_DATA RECORDS_:
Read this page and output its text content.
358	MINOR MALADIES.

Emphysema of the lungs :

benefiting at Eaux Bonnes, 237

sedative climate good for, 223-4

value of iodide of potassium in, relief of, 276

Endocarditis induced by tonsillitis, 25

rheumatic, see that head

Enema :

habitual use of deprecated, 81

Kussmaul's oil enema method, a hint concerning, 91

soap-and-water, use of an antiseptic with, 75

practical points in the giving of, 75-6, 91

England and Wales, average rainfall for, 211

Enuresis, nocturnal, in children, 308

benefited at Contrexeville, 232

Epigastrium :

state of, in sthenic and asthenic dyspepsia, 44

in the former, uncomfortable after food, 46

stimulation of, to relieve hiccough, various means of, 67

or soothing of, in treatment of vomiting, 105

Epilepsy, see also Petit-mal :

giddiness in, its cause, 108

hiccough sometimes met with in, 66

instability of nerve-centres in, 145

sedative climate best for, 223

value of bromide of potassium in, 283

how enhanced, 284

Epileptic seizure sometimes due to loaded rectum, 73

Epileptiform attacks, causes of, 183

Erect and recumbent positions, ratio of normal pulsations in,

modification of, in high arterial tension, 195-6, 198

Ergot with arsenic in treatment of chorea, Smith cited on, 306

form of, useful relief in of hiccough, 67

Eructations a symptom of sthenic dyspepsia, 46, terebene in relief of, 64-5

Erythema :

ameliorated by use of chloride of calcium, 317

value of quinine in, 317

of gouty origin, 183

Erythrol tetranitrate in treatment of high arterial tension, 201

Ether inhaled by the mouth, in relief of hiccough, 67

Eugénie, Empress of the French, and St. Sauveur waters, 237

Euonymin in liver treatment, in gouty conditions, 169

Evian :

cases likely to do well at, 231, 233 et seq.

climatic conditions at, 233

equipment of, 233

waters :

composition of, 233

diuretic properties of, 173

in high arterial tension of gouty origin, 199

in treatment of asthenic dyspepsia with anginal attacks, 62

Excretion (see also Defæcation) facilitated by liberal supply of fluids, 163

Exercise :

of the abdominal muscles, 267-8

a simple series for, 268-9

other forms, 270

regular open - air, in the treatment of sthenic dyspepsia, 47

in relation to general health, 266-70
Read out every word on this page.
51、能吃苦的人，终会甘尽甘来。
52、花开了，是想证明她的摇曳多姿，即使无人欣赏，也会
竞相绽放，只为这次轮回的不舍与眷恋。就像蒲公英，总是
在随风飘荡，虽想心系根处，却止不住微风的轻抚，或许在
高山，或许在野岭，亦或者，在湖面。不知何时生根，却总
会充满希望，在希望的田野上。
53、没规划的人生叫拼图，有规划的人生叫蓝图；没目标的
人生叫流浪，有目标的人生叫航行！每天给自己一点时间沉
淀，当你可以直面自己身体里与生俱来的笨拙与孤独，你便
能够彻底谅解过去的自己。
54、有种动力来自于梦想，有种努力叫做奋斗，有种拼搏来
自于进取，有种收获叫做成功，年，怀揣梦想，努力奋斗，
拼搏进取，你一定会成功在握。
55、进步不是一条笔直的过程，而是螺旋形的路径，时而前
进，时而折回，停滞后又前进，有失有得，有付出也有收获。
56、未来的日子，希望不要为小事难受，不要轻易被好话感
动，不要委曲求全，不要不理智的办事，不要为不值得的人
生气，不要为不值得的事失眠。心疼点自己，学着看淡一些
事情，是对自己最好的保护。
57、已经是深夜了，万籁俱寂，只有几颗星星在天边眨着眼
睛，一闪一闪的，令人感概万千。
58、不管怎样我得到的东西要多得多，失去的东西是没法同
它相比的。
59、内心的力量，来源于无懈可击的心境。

_TASK DETAILS_: Return the material exactly as it stands.

_COMPLETE OUTPUT_:
Read this page and output its text content.
358	MINOR MALADIES.

Emphysema of the lungs :

benefiting at Eaux Bonnes, 237

sedative climate good for, 223-4

value of iodide of potassium in, relief of, 276

Endocarditis induced by tonsillitis, 25

rheumatic, see that head

Enema :

habitual use of deprecated, 81

Kussmaul's oil enema method, a hint concerning, 91

soap-and-water, use of an antiseptic with, 75

practical points in the giving of, 75-6, 91

England and Wales, average rainfall for, 211

Enuresis, nocturnal, in children, 308

benefited at Contrexeville, 232

Epigastrium :

state of, in sthenic and asthenic dyspepsia, 44

in the former, uncomfortable after food, 46

stimulation of, to relieve hiccough, various means of, 67

or soothing of, in treatment of vomiting, 105

Epilepsy, see also Petit-mal :

giddiness in, its cause, 108

hiccough sometimes met with in, 66

instability of nerve-centres in, 145

sedative climate best for, 223

value of bromide of potassium in, 283

how enhanced, 284

Epileptic seizure sometimes due to loaded rectum, 73

Epileptiform attacks, causes of, 183

Erect and recumbent positions, ratio of normal pulsations in,

modification of, in high arterial tension, 195-6, 198

Ergot with arsenic in treatment of chorea, Smith cited on, 306

form of, useful relief in of hiccough, 67

Eructations a symptom of sthenic dyspepsia, 46, terebene in relief of, 64-5

Erythema :

ameliorated by use of chloride of calcium, 317

value of quinine in, 317

of gouty origin, 183

Erythrol tetranitrate in treatment of high arterial tension, 201

Ether inhaled by the mouth, in relief of hiccough, 67

Eugénie, Empress of the French, and St. Sauveur waters, 237

Euonymin in liver treatment, in gouty conditions, 169

Evian :

cases likely to do well at, 231, 233 et seq.

climatic conditions at, 233

equipment of, 233

waters :

composition of, 233

diuretic properties of, 173

in high arterial tension of gouty origin, 199

in treatment of asthenic dyspepsia with anginal attacks, 62

Excretion (see also Defæcation) facilitated by liberal supply of fluids, 163

Exercise :

of the abdominal muscles, 267-8

a simple series for, 268-9

other forms, 270

regular open - air, in the treatment of sthenic dyspepsia, 47

in relation to general health, 266-70
Read out every word on this page.
51、能吃苦的人，终会甘尽甘来。
52、花开了，是想证明她的摇曳多姿，即使无人欣赏，也会
竞相绽放，只为这次轮回的不舍与眷恋。就像蒲公英，总是
在随风飘荡，虽想心系根处，却止不住微风的轻抚，或许在
高山，或许在野岭，亦或者，在湖面。不知何时生根，却总
会充满希望，在希望的田野上。
53、没规划的人生叫拼图，有规划的人生叫蓝图；没目标的
人生叫流浪，有目标的人生叫航行！每天给自己一点时间沉
淀，当你可以直面自己身体里与生俱来的笨拙与孤独，你便
能够彻底谅解过去的自己。
54、有种动力来自于梦想，有种努力叫做奋斗，有种拼搏来
自于进取，有种收获叫做成功，年，怀揣梦想，努力奋斗，
拼搏进取，你一定会成功在握。
55、进步不是一条笔直的过程，而是螺旋形的路径，时而前
进，时而折回，停滞后又前进，有失有得，有付出也有收获。
56、未来的日子，希望不要为小事难受，不要轻易被好话感
动，不要委曲求全，不要不理智的办事，不要为不值得的人
生气，不要为不值得的事失眠。心疼点自己，学着看淡一些
事情，是对自己最好的保护。
57、已经是深夜了，万籁俱寂，只有几颗星星在天边眨着眼
睛，一闪一闪的，令人感概万千。
58、不管怎样我得到的东西要多得多，失去的东西是没法同
它相比的。
59、内心的力量，来源于无懈可击的心境。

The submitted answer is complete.